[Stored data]
--------

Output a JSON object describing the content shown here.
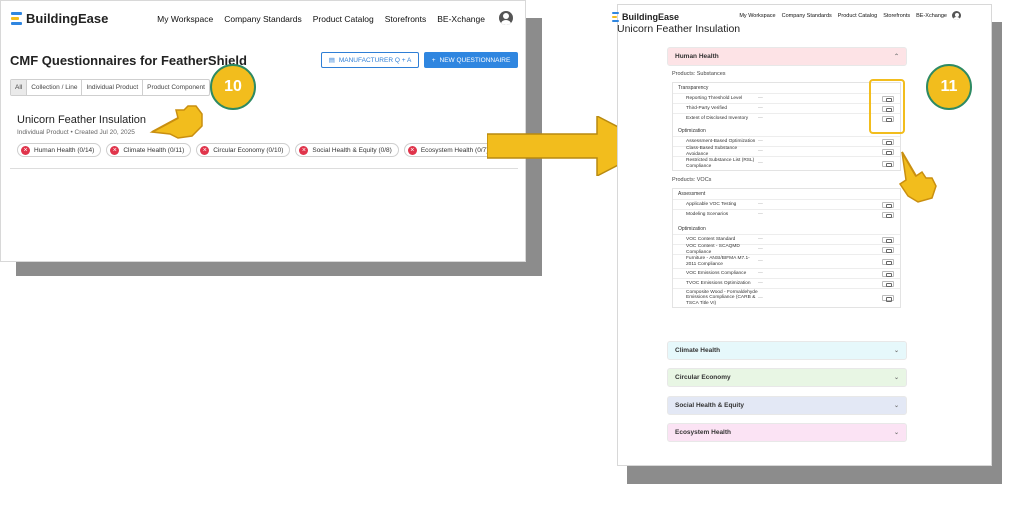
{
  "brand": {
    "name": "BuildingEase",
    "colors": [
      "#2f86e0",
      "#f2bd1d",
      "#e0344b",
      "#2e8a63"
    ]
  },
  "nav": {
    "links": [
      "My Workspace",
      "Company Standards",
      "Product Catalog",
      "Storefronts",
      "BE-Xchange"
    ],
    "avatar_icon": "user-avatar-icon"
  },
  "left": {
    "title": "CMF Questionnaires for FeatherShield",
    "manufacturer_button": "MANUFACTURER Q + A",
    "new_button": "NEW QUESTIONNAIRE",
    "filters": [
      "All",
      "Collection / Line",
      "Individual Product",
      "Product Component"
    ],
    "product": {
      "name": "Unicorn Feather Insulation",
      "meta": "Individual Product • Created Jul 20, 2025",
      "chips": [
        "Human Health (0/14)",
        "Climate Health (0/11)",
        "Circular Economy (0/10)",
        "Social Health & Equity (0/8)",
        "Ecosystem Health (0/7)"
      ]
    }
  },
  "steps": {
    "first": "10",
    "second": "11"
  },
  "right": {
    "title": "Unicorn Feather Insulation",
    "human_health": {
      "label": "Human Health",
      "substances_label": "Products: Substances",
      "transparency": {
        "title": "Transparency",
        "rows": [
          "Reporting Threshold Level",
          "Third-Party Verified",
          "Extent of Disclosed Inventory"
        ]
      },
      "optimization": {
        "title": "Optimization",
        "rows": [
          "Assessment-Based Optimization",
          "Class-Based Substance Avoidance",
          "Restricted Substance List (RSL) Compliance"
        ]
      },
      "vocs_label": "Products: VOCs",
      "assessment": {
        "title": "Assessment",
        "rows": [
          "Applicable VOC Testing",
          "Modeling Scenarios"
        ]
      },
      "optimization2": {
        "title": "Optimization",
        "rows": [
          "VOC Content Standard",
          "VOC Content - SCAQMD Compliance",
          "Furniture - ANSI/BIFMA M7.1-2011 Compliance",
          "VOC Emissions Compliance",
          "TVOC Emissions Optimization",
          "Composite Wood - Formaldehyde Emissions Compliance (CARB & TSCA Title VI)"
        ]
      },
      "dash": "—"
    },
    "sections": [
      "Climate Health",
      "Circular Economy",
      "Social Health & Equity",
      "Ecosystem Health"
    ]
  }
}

--------

■ Work to be completed: Go through the material above and copy each line that has the word "Circular".

■ Output of the exercise:
        "Circular Economy (0/10)",
      "Circular Economy",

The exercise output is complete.